▸ WHAT YOU SHOULD DO
Would you retype all of these records exactly?

▸ ENTRIES SUPPLIED

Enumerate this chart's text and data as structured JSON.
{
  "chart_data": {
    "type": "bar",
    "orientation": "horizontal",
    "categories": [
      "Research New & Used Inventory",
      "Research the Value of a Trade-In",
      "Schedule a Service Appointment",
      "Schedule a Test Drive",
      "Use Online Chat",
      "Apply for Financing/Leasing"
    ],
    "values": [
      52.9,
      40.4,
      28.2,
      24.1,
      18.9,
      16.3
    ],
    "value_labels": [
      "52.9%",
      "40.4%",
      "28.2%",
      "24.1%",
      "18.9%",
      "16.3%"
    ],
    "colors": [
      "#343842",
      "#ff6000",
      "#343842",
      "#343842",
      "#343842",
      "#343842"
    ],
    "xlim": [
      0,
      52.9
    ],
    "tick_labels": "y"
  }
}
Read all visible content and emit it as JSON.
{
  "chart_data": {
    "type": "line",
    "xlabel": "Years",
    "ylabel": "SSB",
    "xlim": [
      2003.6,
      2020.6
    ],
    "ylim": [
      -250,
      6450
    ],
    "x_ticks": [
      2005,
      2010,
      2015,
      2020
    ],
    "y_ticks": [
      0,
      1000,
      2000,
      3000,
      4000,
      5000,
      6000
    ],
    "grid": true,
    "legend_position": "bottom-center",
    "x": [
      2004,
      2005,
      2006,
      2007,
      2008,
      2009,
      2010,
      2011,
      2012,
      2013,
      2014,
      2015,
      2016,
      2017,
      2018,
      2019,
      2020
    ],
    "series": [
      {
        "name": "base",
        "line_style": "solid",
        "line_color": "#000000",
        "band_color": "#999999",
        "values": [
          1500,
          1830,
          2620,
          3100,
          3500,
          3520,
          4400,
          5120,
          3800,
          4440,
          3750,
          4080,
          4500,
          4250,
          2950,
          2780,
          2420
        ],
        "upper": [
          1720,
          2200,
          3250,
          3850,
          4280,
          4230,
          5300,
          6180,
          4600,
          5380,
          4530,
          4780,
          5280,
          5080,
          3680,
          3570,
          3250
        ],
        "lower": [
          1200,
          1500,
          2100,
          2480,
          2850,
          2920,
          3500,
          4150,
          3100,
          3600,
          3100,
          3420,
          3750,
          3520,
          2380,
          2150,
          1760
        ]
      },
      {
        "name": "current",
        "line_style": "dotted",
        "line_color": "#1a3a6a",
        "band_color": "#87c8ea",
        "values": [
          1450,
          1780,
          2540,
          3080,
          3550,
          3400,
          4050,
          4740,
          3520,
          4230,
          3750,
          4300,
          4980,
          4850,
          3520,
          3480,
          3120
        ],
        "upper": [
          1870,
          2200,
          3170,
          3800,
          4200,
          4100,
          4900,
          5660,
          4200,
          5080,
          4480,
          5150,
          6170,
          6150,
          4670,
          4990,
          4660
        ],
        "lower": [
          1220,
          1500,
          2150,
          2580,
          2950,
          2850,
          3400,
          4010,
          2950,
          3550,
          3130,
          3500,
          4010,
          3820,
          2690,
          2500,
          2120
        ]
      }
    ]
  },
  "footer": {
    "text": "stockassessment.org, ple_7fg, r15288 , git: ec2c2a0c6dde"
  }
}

▸ CORRECT OUTPUT
Enumerate this chart's text and data as structured JSON.
{
  "chart_data": {
    "type": "bar",
    "orientation": "horizontal",
    "categories": [
      "Research New & Used Inventory",
      "Research the Value of a Trade-In",
      "Schedule a Service Appointment",
      "Schedule a Test Drive",
      "Use Online Chat",
      "Apply for Financing/Leasing"
    ],
    "values": [
      52.9,
      40.4,
      28.2,
      24.1,
      18.9,
      16.3
    ],
    "value_labels": [
      "52.9%",
      "40.4%",
      "28.2%",
      "24.1%",
      "18.9%",
      "16.3%"
    ],
    "colors": [
      "#343842",
      "#ff6000",
      "#343842",
      "#343842",
      "#343842",
      "#343842"
    ],
    "xlim": [
      0,
      52.9
    ],
    "tick_labels": "y"
  }
}
Read all visible content and emit it as JSON.
{
  "chart_data": {
    "type": "line",
    "xlabel": "Years",
    "ylabel": "SSB",
    "xlim": [
      2003.6,
      2020.6
    ],
    "ylim": [
      -250,
      6450
    ],
    "x_ticks": [
      2005,
      2010,
      2015,
      2020
    ],
    "y_ticks": [
      0,
      1000,
      2000,
      3000,
      4000,
      5000,
      6000
    ],
    "grid": true,
    "legend_position": "bottom-center",
    "x": [
      2004,
      2005,
      2006,
      2007,
      2008,
      2009,
      2010,
      2011,
      2012,
      2013,
      2014,
      2015,
      2016,
      2017,
      2018,
      2019,
      2020
    ],
    "series": [
      {
        "name": "base",
        "line_style": "solid",
        "line_color": "#000000",
        "band_color": "#999999",
        "values": [
          1500,
          1830,
          2620,
          3100,
          3500,
          3520,
          4400,
          5120,
          3800,
          4440,
          3750,
          4080,
          4500,
          4250,
          2950,
          2780,
          2420
        ],
        "upper": [
          1720,
          2200,
          3250,
          3850,
          4280,
          4230,
          5300,
          6180,
          4600,
          5380,
          4530,
          4780,
          5280,
          5080,
          3680,
          3570,
          3250
        ],
        "lower": [
          1200,
          1500,
          2100,
          2480,
          2850,
          2920,
          3500,
          4150,
          3100,
          3600,
          3100,
          3420,
          3750,
          3520,
          2380,
          2150,
          1760
        ]
      },
      {
        "name": "current",
        "line_style": "dotted",
        "line_color": "#1a3a6a",
        "band_color": "#87c8ea",
        "values": [
          1450,
          1780,
          2540,
          3080,
          3550,
          3400,
          4050,
          4740,
          3520,
          4230,
          3750,
          4300,
          4980,
          4850,
          3520,
          3480,
          3120
        ],
        "upper": [
          1870,
          2200,
          3170,
          3800,
          4200,
          4100,
          4900,
          5660,
          4200,
          5080,
          4480,
          5150,
          6170,
          6150,
          4670,
          4990,
          4660
        ],
        "lower": [
          1220,
          1500,
          2150,
          2580,
          2950,
          2850,
          3400,
          4010,
          2950,
          3550,
          3130,
          3500,
          4010,
          3820,
          2690,
          2500,
          2120
        ]
      }
    ]
  },
  "footer": {
    "text": "stockassessment.org, ple_7fg, r15288 , git: ec2c2a0c6dde"
  }
}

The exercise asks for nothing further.